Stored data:
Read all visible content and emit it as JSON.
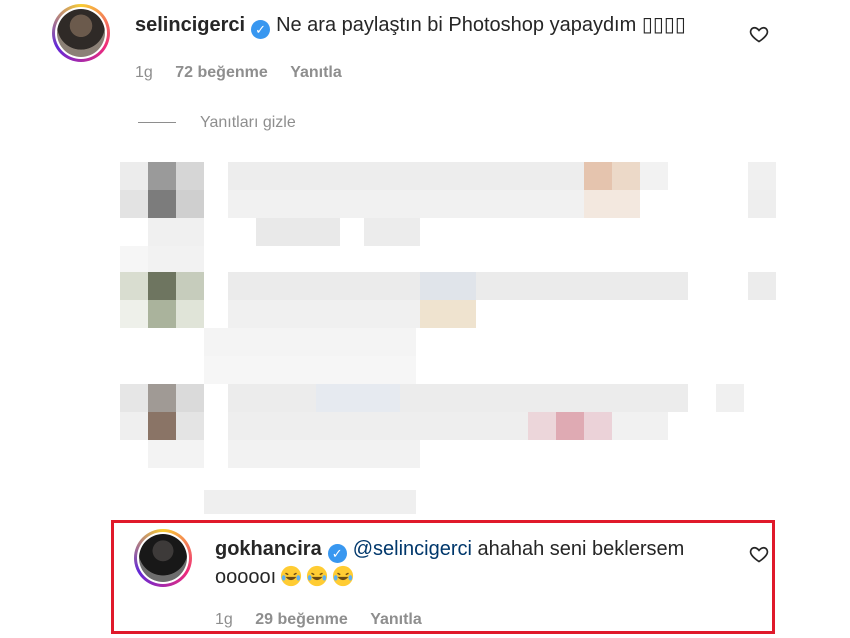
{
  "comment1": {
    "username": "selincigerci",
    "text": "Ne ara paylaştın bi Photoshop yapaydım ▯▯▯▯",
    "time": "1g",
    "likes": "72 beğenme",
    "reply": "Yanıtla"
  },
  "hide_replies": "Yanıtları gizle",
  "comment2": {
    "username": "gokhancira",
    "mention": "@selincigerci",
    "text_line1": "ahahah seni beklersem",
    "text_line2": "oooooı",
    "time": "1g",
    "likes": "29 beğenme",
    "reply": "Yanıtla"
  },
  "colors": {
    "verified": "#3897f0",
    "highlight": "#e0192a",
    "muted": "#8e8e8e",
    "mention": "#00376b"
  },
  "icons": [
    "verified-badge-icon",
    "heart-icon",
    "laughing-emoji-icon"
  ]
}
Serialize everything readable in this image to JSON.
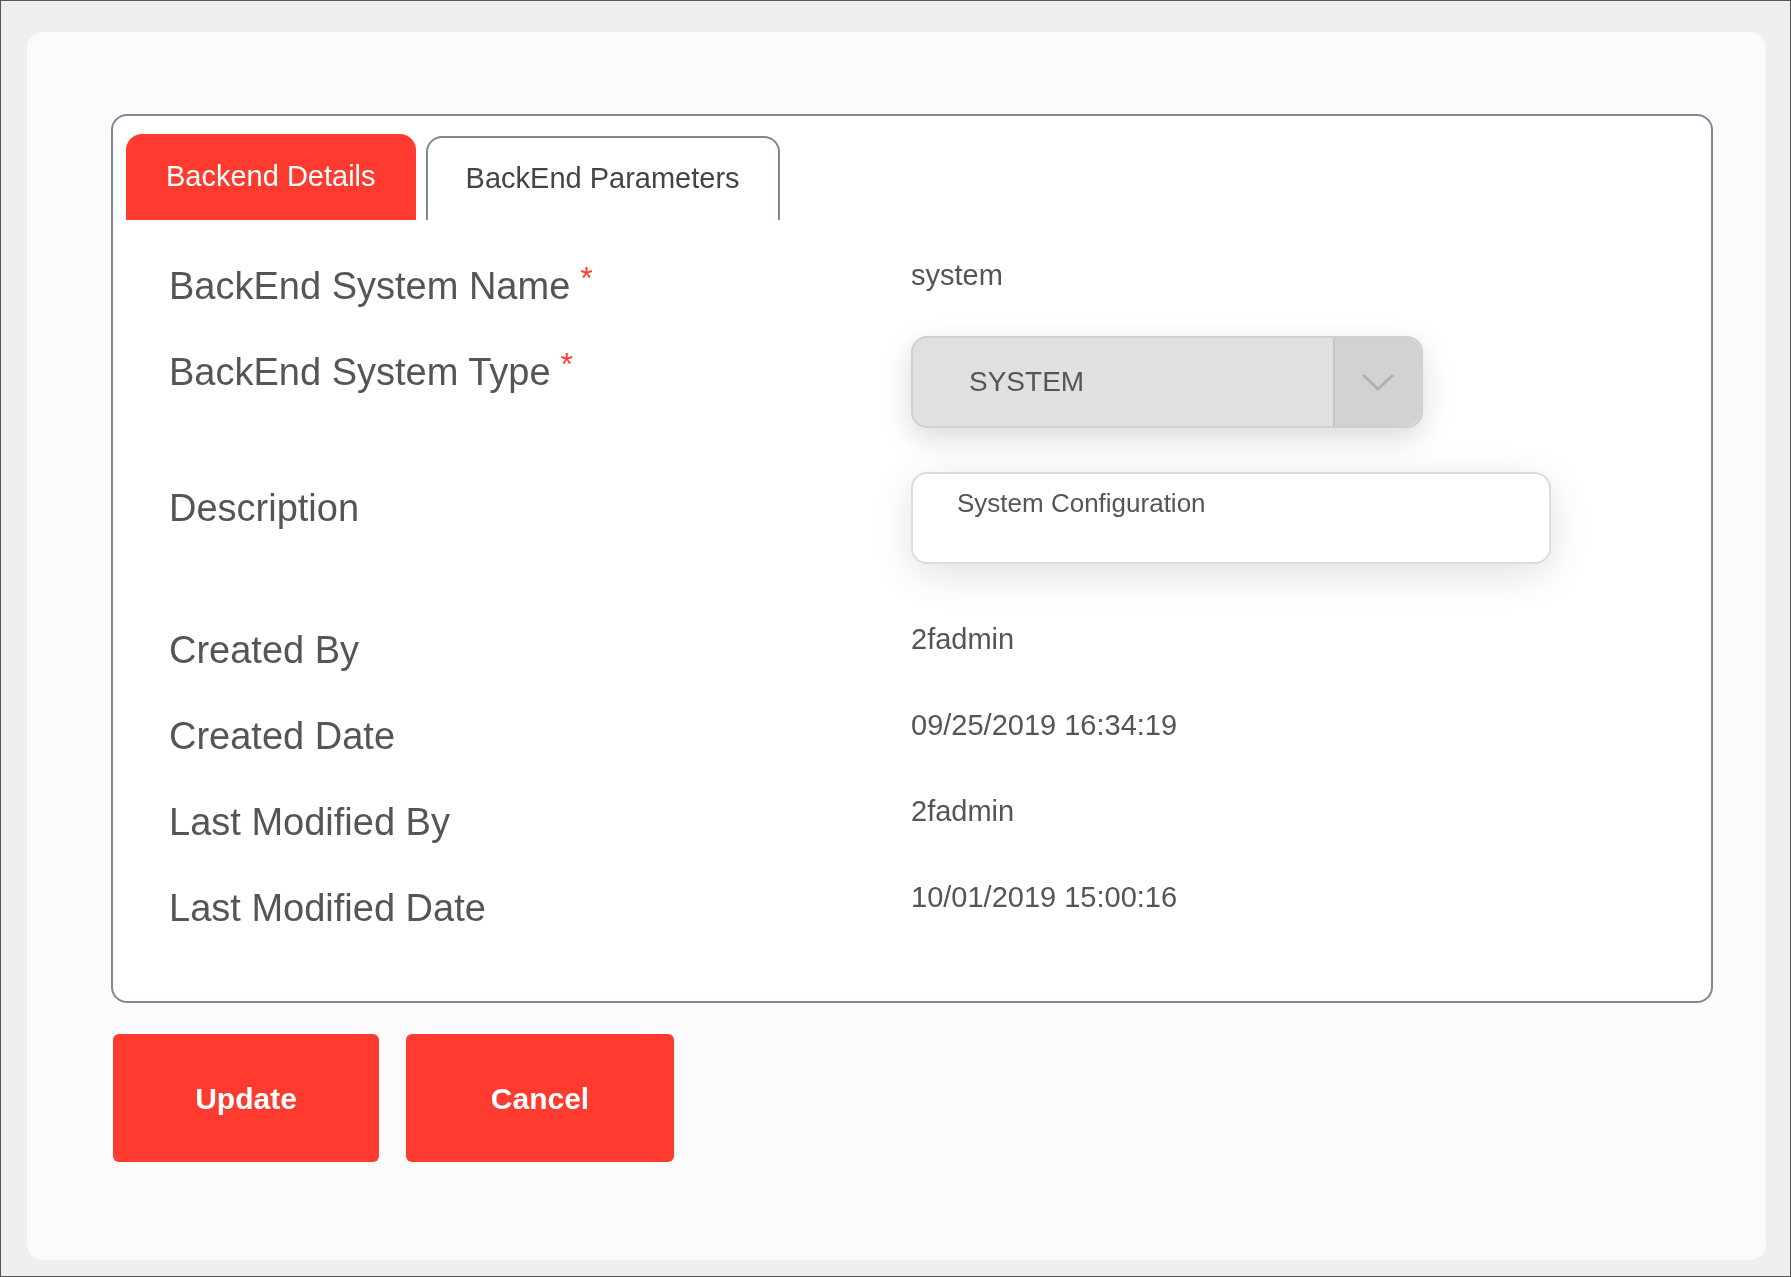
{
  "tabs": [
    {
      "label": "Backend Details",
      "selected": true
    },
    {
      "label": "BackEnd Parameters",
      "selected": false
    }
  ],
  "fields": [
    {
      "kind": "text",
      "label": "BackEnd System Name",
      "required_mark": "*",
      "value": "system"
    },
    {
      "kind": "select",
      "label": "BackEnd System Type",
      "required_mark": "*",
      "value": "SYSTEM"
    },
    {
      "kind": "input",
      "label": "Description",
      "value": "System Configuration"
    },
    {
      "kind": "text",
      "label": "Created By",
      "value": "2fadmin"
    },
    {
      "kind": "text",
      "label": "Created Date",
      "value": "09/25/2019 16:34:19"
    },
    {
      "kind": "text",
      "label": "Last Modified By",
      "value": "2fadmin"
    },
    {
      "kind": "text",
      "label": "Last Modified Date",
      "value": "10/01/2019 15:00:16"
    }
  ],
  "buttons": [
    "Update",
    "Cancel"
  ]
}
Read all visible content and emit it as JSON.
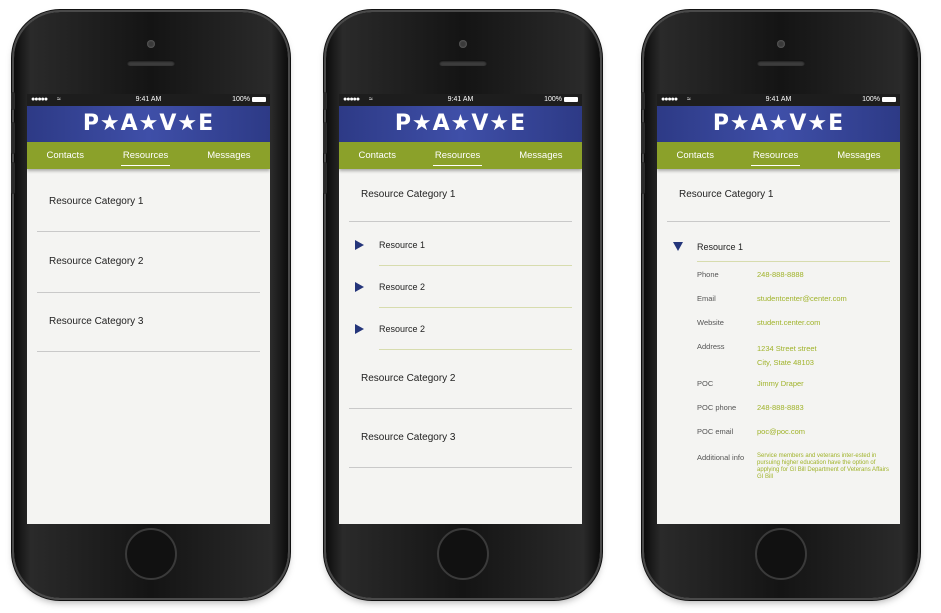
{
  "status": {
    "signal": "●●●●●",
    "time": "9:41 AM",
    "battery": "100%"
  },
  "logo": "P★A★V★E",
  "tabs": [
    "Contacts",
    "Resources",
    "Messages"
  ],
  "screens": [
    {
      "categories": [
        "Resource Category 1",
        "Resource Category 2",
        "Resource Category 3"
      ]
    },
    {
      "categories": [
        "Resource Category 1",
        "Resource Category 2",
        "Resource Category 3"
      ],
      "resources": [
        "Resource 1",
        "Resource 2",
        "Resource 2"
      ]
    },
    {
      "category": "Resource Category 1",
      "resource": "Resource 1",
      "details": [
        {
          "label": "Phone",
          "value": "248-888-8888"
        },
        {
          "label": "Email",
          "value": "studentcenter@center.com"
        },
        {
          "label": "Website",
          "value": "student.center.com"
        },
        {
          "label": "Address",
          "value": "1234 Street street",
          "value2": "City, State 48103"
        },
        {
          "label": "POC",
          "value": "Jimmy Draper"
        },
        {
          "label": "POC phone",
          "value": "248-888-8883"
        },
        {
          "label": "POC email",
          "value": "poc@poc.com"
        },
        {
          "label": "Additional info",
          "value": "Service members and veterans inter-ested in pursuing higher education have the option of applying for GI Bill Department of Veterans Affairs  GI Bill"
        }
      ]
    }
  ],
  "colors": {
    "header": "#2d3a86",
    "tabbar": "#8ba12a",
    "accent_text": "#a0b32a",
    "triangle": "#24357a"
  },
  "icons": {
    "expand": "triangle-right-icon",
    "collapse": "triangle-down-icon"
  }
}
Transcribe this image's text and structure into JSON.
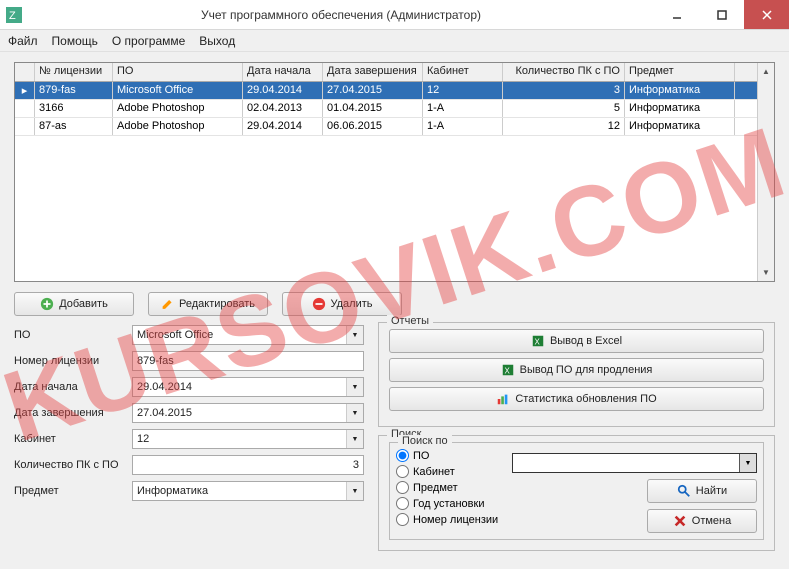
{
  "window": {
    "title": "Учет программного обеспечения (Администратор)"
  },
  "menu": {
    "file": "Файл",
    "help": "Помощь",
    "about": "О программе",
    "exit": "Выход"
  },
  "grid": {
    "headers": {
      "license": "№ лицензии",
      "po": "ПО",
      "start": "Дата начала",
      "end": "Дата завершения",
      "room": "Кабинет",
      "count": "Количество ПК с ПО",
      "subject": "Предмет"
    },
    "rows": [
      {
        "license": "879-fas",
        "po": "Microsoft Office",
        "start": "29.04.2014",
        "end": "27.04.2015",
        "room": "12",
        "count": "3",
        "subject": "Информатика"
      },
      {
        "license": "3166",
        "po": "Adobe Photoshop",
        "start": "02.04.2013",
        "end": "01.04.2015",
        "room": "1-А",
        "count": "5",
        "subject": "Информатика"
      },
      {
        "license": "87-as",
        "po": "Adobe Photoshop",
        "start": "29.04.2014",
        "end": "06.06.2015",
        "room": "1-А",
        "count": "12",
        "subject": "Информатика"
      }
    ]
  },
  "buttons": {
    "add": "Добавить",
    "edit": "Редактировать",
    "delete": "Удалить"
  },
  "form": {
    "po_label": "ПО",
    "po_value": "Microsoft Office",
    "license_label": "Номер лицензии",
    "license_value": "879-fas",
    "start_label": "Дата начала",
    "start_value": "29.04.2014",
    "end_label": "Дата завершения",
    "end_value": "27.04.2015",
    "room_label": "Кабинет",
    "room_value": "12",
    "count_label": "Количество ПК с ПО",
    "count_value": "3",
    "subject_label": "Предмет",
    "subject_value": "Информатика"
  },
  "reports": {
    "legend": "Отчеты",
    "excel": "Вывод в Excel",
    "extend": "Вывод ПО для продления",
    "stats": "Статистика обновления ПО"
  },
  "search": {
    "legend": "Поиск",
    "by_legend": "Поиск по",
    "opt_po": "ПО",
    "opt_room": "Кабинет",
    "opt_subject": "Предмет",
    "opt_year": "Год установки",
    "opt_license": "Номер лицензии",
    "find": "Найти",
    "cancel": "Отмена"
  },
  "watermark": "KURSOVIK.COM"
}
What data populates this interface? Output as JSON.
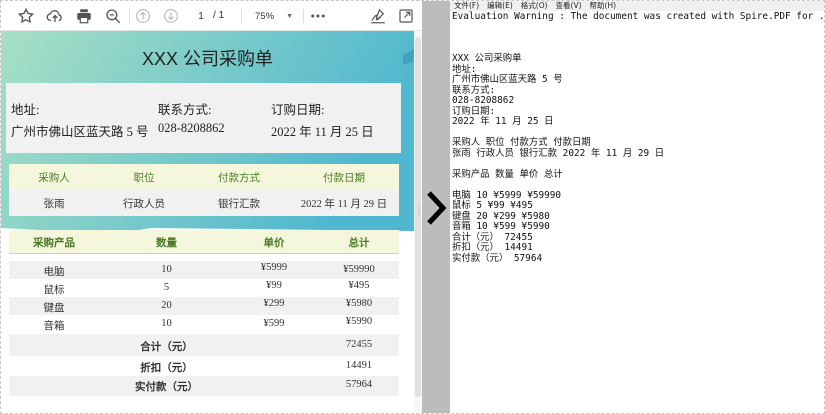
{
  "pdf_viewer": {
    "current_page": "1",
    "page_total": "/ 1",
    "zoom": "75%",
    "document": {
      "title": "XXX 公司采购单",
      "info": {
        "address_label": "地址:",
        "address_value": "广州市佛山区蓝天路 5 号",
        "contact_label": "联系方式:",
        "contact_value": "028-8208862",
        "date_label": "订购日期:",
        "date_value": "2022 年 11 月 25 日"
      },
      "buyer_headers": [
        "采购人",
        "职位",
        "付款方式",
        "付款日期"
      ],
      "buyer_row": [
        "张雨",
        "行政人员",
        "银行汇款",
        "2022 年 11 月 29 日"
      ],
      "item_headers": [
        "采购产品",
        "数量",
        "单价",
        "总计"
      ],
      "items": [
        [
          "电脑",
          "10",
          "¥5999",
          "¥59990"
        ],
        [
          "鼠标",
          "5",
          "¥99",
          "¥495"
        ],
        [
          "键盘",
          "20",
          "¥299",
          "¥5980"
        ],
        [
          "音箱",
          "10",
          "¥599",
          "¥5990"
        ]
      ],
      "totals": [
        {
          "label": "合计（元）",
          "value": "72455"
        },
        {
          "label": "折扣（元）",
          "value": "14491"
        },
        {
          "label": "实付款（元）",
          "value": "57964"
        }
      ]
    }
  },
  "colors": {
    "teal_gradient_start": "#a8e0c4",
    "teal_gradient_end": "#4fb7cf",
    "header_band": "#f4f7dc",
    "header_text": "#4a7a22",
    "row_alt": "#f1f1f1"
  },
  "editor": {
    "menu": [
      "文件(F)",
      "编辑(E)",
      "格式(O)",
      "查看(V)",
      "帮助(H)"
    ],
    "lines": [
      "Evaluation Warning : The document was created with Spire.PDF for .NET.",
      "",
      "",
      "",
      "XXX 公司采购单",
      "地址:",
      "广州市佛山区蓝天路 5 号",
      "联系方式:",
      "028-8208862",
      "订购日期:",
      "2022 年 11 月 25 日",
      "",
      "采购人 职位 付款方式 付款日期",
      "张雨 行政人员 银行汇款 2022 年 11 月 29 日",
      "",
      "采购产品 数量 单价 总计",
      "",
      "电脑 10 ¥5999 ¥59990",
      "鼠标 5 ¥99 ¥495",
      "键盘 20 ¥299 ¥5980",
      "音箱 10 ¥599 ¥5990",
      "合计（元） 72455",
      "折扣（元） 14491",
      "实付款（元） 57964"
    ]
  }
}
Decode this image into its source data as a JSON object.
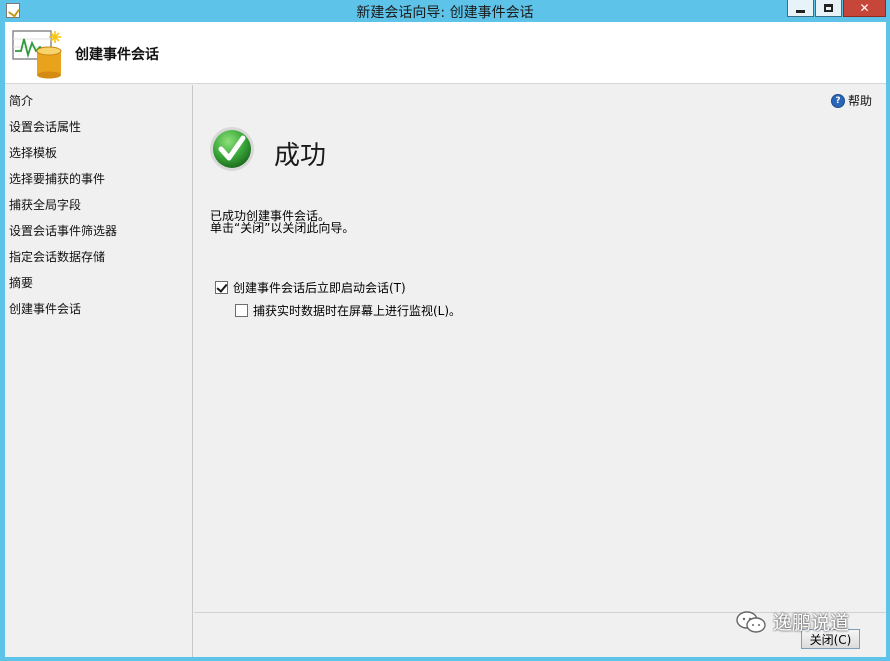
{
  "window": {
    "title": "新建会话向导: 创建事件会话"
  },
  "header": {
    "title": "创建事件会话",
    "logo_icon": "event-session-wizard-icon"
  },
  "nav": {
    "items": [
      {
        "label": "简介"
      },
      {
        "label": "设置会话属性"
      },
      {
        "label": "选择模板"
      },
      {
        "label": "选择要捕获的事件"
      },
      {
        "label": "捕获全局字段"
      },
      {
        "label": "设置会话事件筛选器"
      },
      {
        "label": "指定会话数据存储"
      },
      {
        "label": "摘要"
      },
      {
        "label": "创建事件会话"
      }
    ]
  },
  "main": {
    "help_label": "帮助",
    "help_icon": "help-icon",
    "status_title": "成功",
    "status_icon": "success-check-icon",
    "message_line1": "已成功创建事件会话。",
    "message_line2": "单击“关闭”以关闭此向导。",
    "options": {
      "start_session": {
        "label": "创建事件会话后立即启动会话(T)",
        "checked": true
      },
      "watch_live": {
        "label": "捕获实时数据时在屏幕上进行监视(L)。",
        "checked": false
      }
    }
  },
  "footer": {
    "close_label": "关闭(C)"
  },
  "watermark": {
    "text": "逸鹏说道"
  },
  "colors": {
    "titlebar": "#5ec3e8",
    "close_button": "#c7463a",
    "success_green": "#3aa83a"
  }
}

EXERCISE TASK: Read through the data and copy every line where "Кабинет" shows up.

RESULT OF THIS EXERCISE:
      "room": "Кабинет",
    "room_label": "Кабинет",
    "opt_room": "Кабинет",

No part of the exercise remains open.